(Dataset entries)

%%

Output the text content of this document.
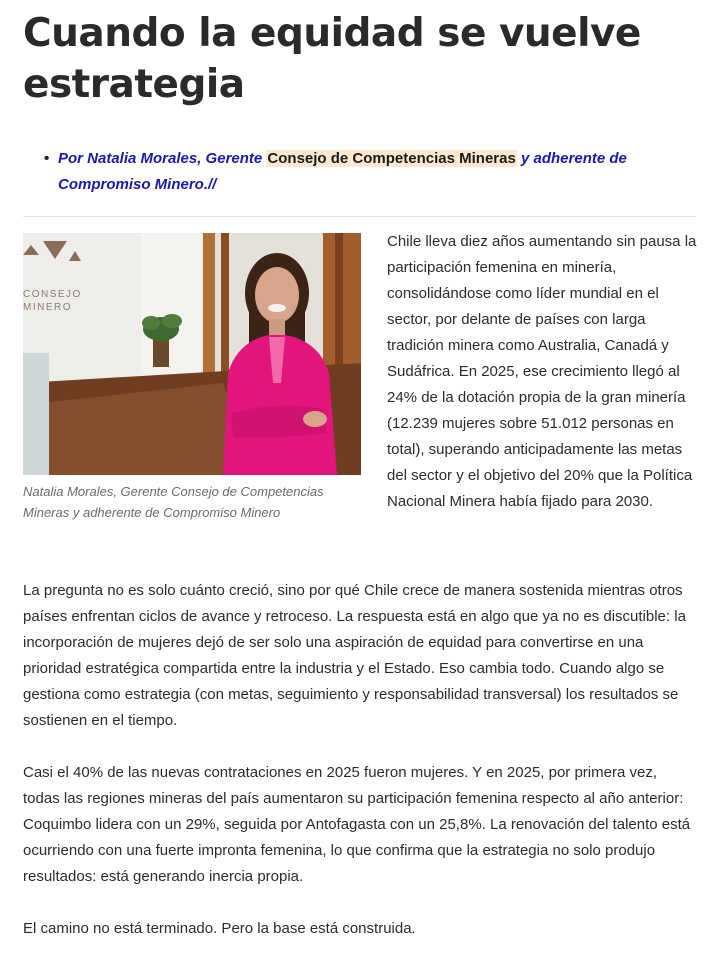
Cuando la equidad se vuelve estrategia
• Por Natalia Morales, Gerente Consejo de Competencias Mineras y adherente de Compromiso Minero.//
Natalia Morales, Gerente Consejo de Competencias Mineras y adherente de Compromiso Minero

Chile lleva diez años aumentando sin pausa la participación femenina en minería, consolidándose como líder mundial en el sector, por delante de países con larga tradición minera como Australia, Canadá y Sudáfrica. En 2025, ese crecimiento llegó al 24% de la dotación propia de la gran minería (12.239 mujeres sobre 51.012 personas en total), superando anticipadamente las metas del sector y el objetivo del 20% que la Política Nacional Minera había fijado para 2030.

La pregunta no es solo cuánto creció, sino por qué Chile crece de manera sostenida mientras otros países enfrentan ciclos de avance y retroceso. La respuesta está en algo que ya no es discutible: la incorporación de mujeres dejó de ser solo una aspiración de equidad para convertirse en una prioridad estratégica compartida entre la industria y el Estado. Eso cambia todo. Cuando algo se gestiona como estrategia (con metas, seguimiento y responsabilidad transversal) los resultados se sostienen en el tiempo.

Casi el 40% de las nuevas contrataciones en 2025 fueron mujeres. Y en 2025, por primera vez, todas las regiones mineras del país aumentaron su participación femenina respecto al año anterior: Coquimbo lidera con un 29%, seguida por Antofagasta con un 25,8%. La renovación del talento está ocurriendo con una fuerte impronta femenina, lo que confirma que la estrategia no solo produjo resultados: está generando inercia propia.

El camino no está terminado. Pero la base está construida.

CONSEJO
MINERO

%%

Task: List every line above that contains the word "propia".

Exercise response:
Chile lleva diez años aumentando sin pausa la participación femenina en minería, consolidándose como líder mundial en el sector, por delante de países con larga tradición minera como Australia, Canadá y Sudáfrica. En 2025, ese crecimiento llegó al 24% de la dotación propia de la gran minería (12.239 mujeres sobre 51.012 personas en total), superando anticipadamente las metas del sector y el objetivo del 20% que la Política Nacional Minera había fijado para 2030.
Casi el 40% de las nuevas contrataciones en 2025 fueron mujeres. Y en 2025, por primera vez, todas las regiones mineras del país aumentaron su participación femenina respecto al año anterior: Coquimbo lidera con un 29%, seguida por Antofagasta con un 25,8%. La renovación del talento está ocurriendo con una fuerte impronta femenina, lo que confirma que la estrategia no solo produjo resultados: está generando inercia propia.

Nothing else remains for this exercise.